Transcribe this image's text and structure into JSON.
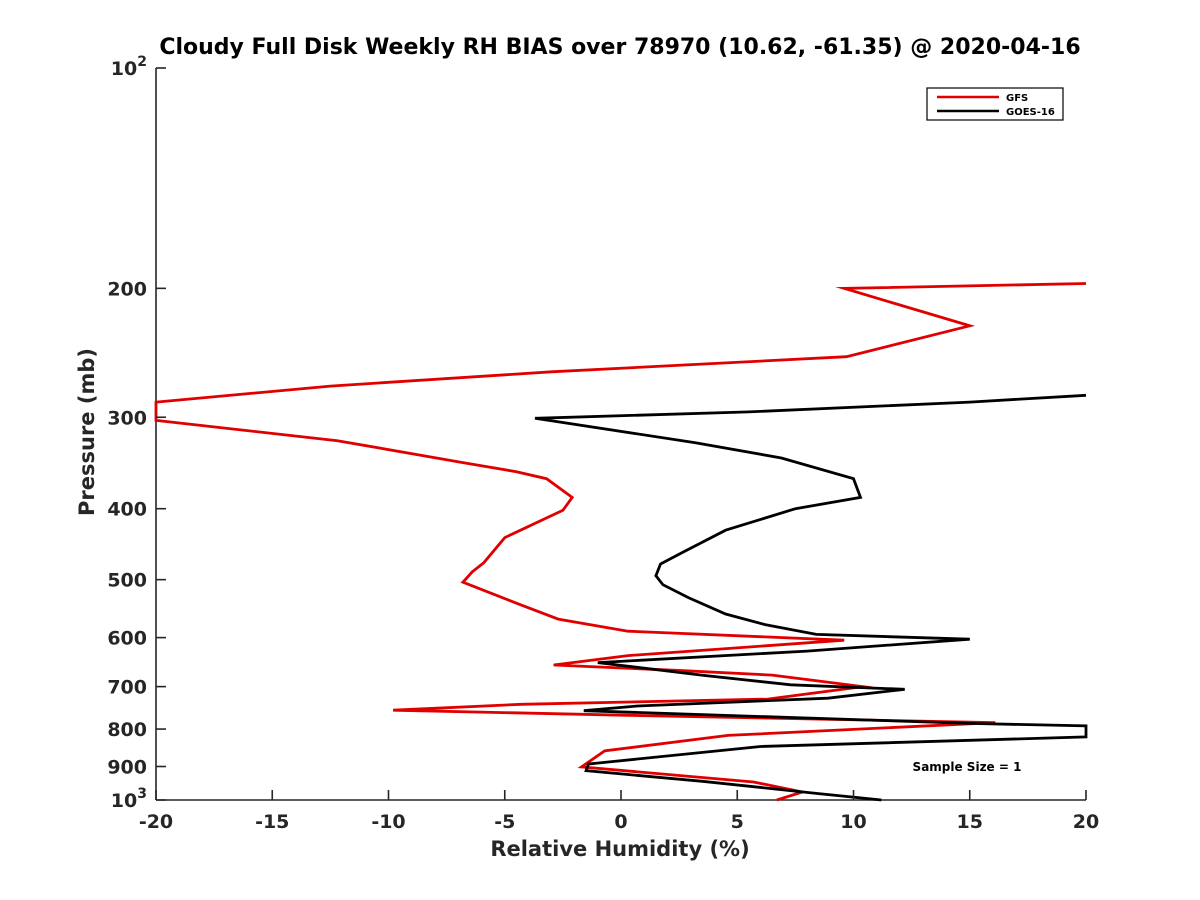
{
  "chart_data": {
    "type": "line",
    "title": "Cloudy Full Disk Weekly RH BIAS over 78970 (10.62, -61.35) @ 2020-04-16",
    "xlabel": "Relative Humidity (%)",
    "ylabel": "Pressure (mb)",
    "xlim": [
      -20,
      20
    ],
    "ylim": [
      100,
      1000
    ],
    "yscale": "log",
    "y_reversed": true,
    "grid": false,
    "legend_position": "top-right",
    "x_ticks": [
      "-20",
      "-15",
      "-10",
      "-5",
      "0",
      "5",
      "10",
      "15",
      "20"
    ],
    "y_ticks": [
      {
        "value": 100,
        "label": "10",
        "sup": "2"
      },
      {
        "value": 200,
        "label": "200"
      },
      {
        "value": 300,
        "label": "300"
      },
      {
        "value": 400,
        "label": "400"
      },
      {
        "value": 500,
        "label": "500"
      },
      {
        "value": 600,
        "label": "600"
      },
      {
        "value": 700,
        "label": "700"
      },
      {
        "value": 800,
        "label": "800"
      },
      {
        "value": 900,
        "label": "900"
      },
      {
        "value": 1000,
        "label": "10",
        "sup": "3"
      }
    ],
    "series": [
      {
        "name": "GFS",
        "color": "#e00000",
        "points": [
          [
            20.0,
            197
          ],
          [
            9.6,
            200
          ],
          [
            15.0,
            225
          ],
          [
            9.7,
            248
          ],
          [
            -3.0,
            260
          ],
          [
            -12.5,
            272
          ],
          [
            -20.0,
            286
          ],
          [
            -20.0,
            303
          ],
          [
            -12.2,
            323
          ],
          [
            -6.8,
            346
          ],
          [
            -4.5,
            356
          ],
          [
            -3.2,
            364
          ],
          [
            -2.1,
            386
          ],
          [
            -2.5,
            402
          ],
          [
            -5.0,
            438
          ],
          [
            -5.9,
            474
          ],
          [
            -6.4,
            488
          ],
          [
            -6.8,
            504
          ],
          [
            -4.4,
            540
          ],
          [
            -2.7,
            566
          ],
          [
            0.3,
            588
          ],
          [
            9.6,
            605
          ],
          [
            0.3,
            635
          ],
          [
            -2.9,
            654
          ],
          [
            2.8,
            666
          ],
          [
            6.5,
            675
          ],
          [
            10.4,
            700
          ],
          [
            6.3,
            728
          ],
          [
            -4.3,
            740
          ],
          [
            -9.8,
            754
          ],
          [
            0.3,
            766
          ],
          [
            16.1,
            784
          ],
          [
            4.6,
            816
          ],
          [
            -0.7,
            857
          ],
          [
            -1.7,
            901
          ],
          [
            5.7,
            945
          ],
          [
            7.8,
            975
          ],
          [
            6.7,
            1000
          ]
        ]
      },
      {
        "name": "GOES-16",
        "color": "#000000",
        "points": [
          [
            20.0,
            280
          ],
          [
            15.0,
            286
          ],
          [
            5.5,
            295
          ],
          [
            -3.7,
            301
          ],
          [
            3.2,
            325
          ],
          [
            6.9,
            341
          ],
          [
            10.0,
            364
          ],
          [
            10.3,
            386
          ],
          [
            7.5,
            400
          ],
          [
            4.5,
            428
          ],
          [
            2.7,
            458
          ],
          [
            1.7,
            476
          ],
          [
            1.5,
            494
          ],
          [
            1.8,
            508
          ],
          [
            2.9,
            529
          ],
          [
            4.5,
            557
          ],
          [
            6.2,
            576
          ],
          [
            8.4,
            594
          ],
          [
            15.0,
            603
          ],
          [
            8.0,
            626
          ],
          [
            -1.0,
            649
          ],
          [
            3.6,
            676
          ],
          [
            7.3,
            696
          ],
          [
            12.2,
            706
          ],
          [
            8.9,
            726
          ],
          [
            0.7,
            744
          ],
          [
            -1.6,
            755
          ],
          [
            15.0,
            786
          ],
          [
            20.0,
            792
          ],
          [
            20.0,
            820
          ],
          [
            6.0,
            845
          ],
          [
            -1.4,
            893
          ],
          [
            -1.5,
            912
          ],
          [
            3.5,
            943
          ],
          [
            8.5,
            980
          ],
          [
            11.2,
            1000
          ]
        ]
      }
    ],
    "annotations": [
      {
        "text": "Sample Size = 1",
        "x": 15,
        "y": 900
      }
    ]
  }
}
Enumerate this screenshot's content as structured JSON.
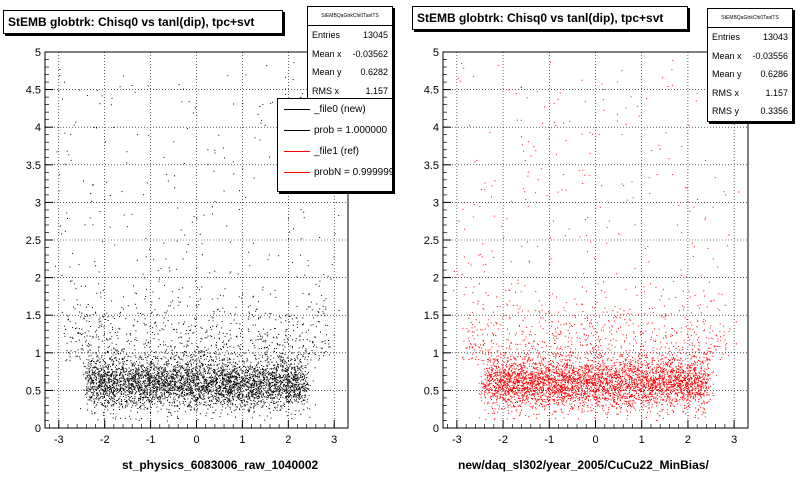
{
  "chart_data": [
    {
      "type": "scatter",
      "title": "StEMB globtrk: Chisq0 vs tanl(dip), tpc+svt",
      "xlabel": "st_physics_6083006_raw_1040002",
      "ylabel": "",
      "xlim": [
        -3.3,
        3.3
      ],
      "ylim": [
        0,
        5
      ],
      "xticks": [
        -3,
        -2,
        -1,
        0,
        1,
        2,
        3
      ],
      "yticks": [
        0,
        0.5,
        1,
        1.5,
        2,
        2.5,
        3,
        3.5,
        4,
        4.5,
        5
      ],
      "ytick_labels": [
        "0",
        "0.5",
        "1",
        "1.5",
        "2",
        "2.5",
        "3",
        "3.5",
        "4",
        "4.5",
        "5"
      ],
      "grid": true,
      "marker_color": "#000000",
      "stats": {
        "name": "StEMBQaGtrkChi0TanlTS",
        "entries_label": "Entries",
        "entries": "13045",
        "meanx_label": "Mean x",
        "meanx": "-0.03562",
        "meany_label": "Mean y",
        "meany": "0.6282",
        "rmsx_label": "RMS x",
        "rmsx": "1.157"
      },
      "legend": {
        "placement": "top-right",
        "entries": [
          {
            "label": "_file0 (new)",
            "color": "#000000"
          },
          {
            "label": "prob = 1.000000",
            "color": "#000000"
          },
          {
            "label": "_file1 (ref)",
            "color": "#ff0000"
          },
          {
            "label": "probN = 0.999999",
            "color": "#ff0000"
          }
        ]
      }
    },
    {
      "type": "scatter",
      "title": "StEMB globtrk: Chisq0 vs tanl(dip), tpc+svt",
      "xlabel": "new/daq_sl302/year_2005/CuCu22_MinBias/",
      "ylabel": "",
      "xlim": [
        -3.3,
        3.3
      ],
      "ylim": [
        0,
        5
      ],
      "xticks": [
        -3,
        -2,
        -1,
        0,
        1,
        2,
        3
      ],
      "yticks": [
        0,
        0.5,
        1,
        1.5,
        2,
        2.5,
        3,
        3.5,
        4,
        4.5,
        5
      ],
      "ytick_labels": [
        "0",
        "0.5",
        "1",
        "1.5",
        "2",
        "2.5",
        "3",
        "3.5",
        "4",
        "4.5",
        "5"
      ],
      "grid": true,
      "marker_color": "#ff0000",
      "stats": {
        "name": "StEMBQaGtrkChi0TanlTS",
        "entries_label": "Entries",
        "entries": "13043",
        "meanx_label": "Mean x",
        "meanx": "-0.03556",
        "meany_label": "Mean y",
        "meany": "0.6286",
        "rmsx_label": "RMS x",
        "rmsx": "1.157",
        "rmsy_label": "RMS y",
        "rmsy": "0.3356"
      }
    }
  ]
}
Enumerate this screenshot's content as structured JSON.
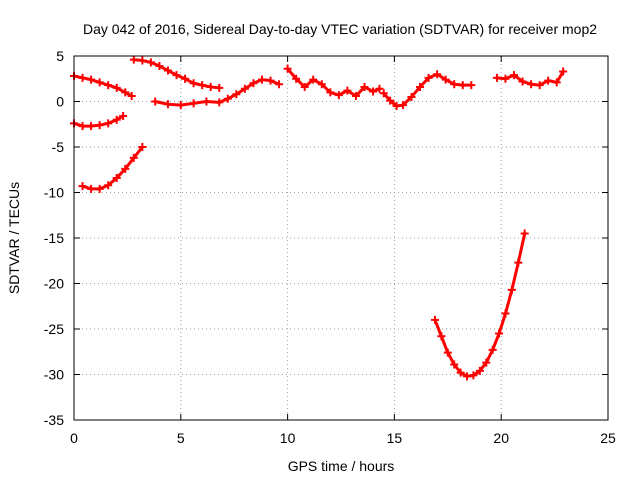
{
  "chart_data": {
    "type": "scatter",
    "title": "Day 042 of 2016, Sidereal Day-to-day VTEC variation (SDTVAR) for receiver mop2",
    "xlabel": "GPS time / hours",
    "ylabel": "SDTVAR / TECUs",
    "xlim": [
      0,
      25
    ],
    "ylim": [
      -35,
      5
    ],
    "xticks": [
      "0",
      "5",
      "10",
      "15",
      "20",
      "25"
    ],
    "yticks": [
      "5",
      "0",
      "-5",
      "-10",
      "-15",
      "-20",
      "-25",
      "-30",
      "-35"
    ],
    "grid": true,
    "marker": "plus",
    "color": "#ff0000",
    "series": [
      {
        "x": [
          0.0,
          0.4,
          0.8,
          1.2,
          1.6,
          2.0,
          2.4,
          2.7
        ],
        "y": [
          2.8,
          2.6,
          2.4,
          2.1,
          1.8,
          1.5,
          1.0,
          0.6
        ]
      },
      {
        "x": [
          0.0,
          0.4,
          0.8,
          1.2,
          1.6,
          2.0,
          2.3
        ],
        "y": [
          -2.4,
          -2.7,
          -2.7,
          -2.6,
          -2.4,
          -2.0,
          -1.6
        ]
      },
      {
        "x": [
          0.4,
          0.8,
          1.2,
          1.6,
          2.0,
          2.4,
          2.8,
          3.2
        ],
        "y": [
          -9.3,
          -9.6,
          -9.6,
          -9.2,
          -8.4,
          -7.4,
          -6.2,
          -5.0
        ]
      },
      {
        "x": [
          2.8,
          3.2,
          3.6,
          4.0,
          4.4,
          4.8,
          5.2,
          5.6,
          6.0,
          6.4,
          6.8
        ],
        "y": [
          4.6,
          4.5,
          4.3,
          3.9,
          3.4,
          2.9,
          2.5,
          2.0,
          1.8,
          1.6,
          1.5
        ]
      },
      {
        "x": [
          3.8,
          4.4,
          5.0,
          5.6,
          6.2,
          6.8,
          7.2,
          7.6,
          8.0,
          8.4,
          8.8,
          9.2,
          9.6
        ],
        "y": [
          0.0,
          -0.3,
          -0.4,
          -0.2,
          0.0,
          -0.1,
          0.3,
          0.8,
          1.4,
          2.0,
          2.4,
          2.3,
          1.9
        ]
      },
      {
        "x": [
          10.0,
          10.4,
          10.8,
          11.2,
          11.6,
          12.0,
          12.4,
          12.8,
          13.2,
          13.6,
          14.0,
          14.3
        ],
        "y": [
          3.6,
          2.5,
          1.6,
          2.4,
          1.9,
          1.0,
          0.7,
          1.2,
          0.6,
          1.6,
          1.1,
          1.4
        ]
      },
      {
        "x": [
          14.5,
          14.8,
          15.1,
          15.4,
          15.8,
          16.2,
          16.6,
          17.0,
          17.4,
          17.8,
          18.2,
          18.6
        ],
        "y": [
          0.9,
          0.1,
          -0.5,
          -0.4,
          0.5,
          1.6,
          2.6,
          3.0,
          2.4,
          1.9,
          1.8,
          1.8
        ]
      },
      {
        "x": [
          19.8,
          20.2,
          20.6,
          21.0,
          21.4,
          21.8,
          22.2,
          22.6,
          22.9
        ],
        "y": [
          2.6,
          2.5,
          2.9,
          2.2,
          1.9,
          1.8,
          2.3,
          2.1,
          3.3
        ]
      },
      {
        "x": [
          16.9,
          17.2,
          17.5,
          17.8,
          18.1,
          18.4,
          18.7,
          19.0,
          19.3,
          19.6,
          19.9,
          20.2,
          20.5,
          20.8,
          21.1
        ],
        "y": [
          -24.0,
          -25.8,
          -27.6,
          -28.9,
          -29.8,
          -30.2,
          -30.1,
          -29.6,
          -28.7,
          -27.3,
          -25.5,
          -23.3,
          -20.7,
          -17.7,
          -14.5
        ]
      }
    ]
  }
}
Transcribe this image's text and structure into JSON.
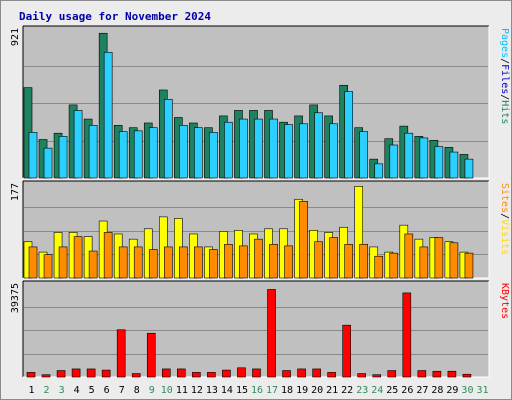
{
  "chart_data": {
    "type": "bar",
    "title": "Daily usage for November 2024",
    "categories": [
      "1",
      "2",
      "3",
      "4",
      "5",
      "6",
      "7",
      "8",
      "9",
      "10",
      "11",
      "12",
      "13",
      "14",
      "15",
      "16",
      "17",
      "18",
      "19",
      "20",
      "21",
      "22",
      "23",
      "24",
      "25",
      "26",
      "27",
      "28",
      "29",
      "30",
      "31"
    ],
    "weekend_days": [
      "2",
      "3",
      "9",
      "10",
      "16",
      "17",
      "23",
      "24",
      "30",
      "31"
    ],
    "colors": {
      "hits": "#1e8260",
      "files": "#2ad0ff",
      "visits": "#ffff00",
      "sites": "#ff8c00",
      "kbytes": "#ff0000",
      "panel_bg": "#c0c0c0",
      "title": "#0000a8",
      "weekday_tick": "#000000",
      "weekend_tick": "#2e8b57"
    },
    "panels": [
      {
        "id": "pages",
        "max_label": "921",
        "ymax": 921,
        "legend": [
          {
            "text": "Pages",
            "color": "#00c0ff"
          },
          {
            "text": "/",
            "color": "#000000"
          },
          {
            "text": "Files",
            "color": "#0000c0"
          },
          {
            "text": "/",
            "color": "#000000"
          },
          {
            "text": "Hits",
            "color": "#1e8260"
          }
        ],
        "series": [
          {
            "name": "Hits",
            "color": "#1e8260",
            "values": [
              575,
              245,
              285,
              465,
              375,
              921,
              335,
              320,
              350,
              560,
              385,
              350,
              320,
              395,
              430,
              430,
              430,
              355,
              395,
              465,
              395,
              590,
              320,
              120,
              250,
              330,
              265,
              240,
              195,
              150,
              0
            ]
          },
          {
            "name": "Files",
            "color": "#2ad0ff",
            "values": [
              290,
              190,
              265,
              430,
              335,
              800,
              295,
              300,
              320,
              500,
              335,
              320,
              290,
              355,
              375,
              375,
              375,
              340,
              345,
              415,
              345,
              550,
              295,
              90,
              210,
              285,
              255,
              200,
              165,
              120,
              0
            ]
          }
        ]
      },
      {
        "id": "visits",
        "max_label": "177",
        "ymax": 177,
        "legend": [
          {
            "text": "Sites",
            "color": "#ff8c00"
          },
          {
            "text": "/",
            "color": "#000000"
          },
          {
            "text": "Visits",
            "color": "#ffd700"
          }
        ],
        "series": [
          {
            "name": "Visits",
            "color": "#ffff00",
            "values": [
              70,
              50,
              88,
              88,
              80,
              110,
              85,
              75,
              95,
              118,
              115,
              85,
              60,
              90,
              92,
              85,
              95,
              95,
              152,
              92,
              88,
              98,
              177,
              60,
              50,
              102,
              75,
              78,
              70,
              50,
              0
            ]
          },
          {
            "name": "Sites",
            "color": "#ff8c00",
            "values": [
              60,
              45,
              60,
              80,
              52,
              88,
              60,
              60,
              55,
              60,
              60,
              60,
              55,
              65,
              62,
              75,
              65,
              62,
              148,
              70,
              78,
              65,
              65,
              42,
              48,
              85,
              60,
              78,
              68,
              48,
              0
            ]
          }
        ]
      },
      {
        "id": "kbytes",
        "max_label": "39375",
        "ymax": 39375,
        "legend": [
          {
            "text": "KBytes",
            "color": "#ff0000"
          }
        ],
        "series": [
          {
            "name": "KBytes",
            "color": "#ff0000",
            "values": [
              2000,
              1000,
              2800,
              3500,
              3500,
              3000,
              20500,
              1500,
              19000,
              3500,
              3500,
              2000,
              2000,
              3000,
              4000,
              3500,
              38000,
              2800,
              3500,
              3500,
              2000,
              22500,
              1500,
              1000,
              2800,
              36500,
              2800,
              2500,
              2500,
              1200,
              0
            ]
          }
        ]
      }
    ]
  }
}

====

Find and copy every line in the entries above where the string "grid" occurs.

Output of the task:
    "grid": false,
      "grid": true,
      "grid": true,
    "grid": true,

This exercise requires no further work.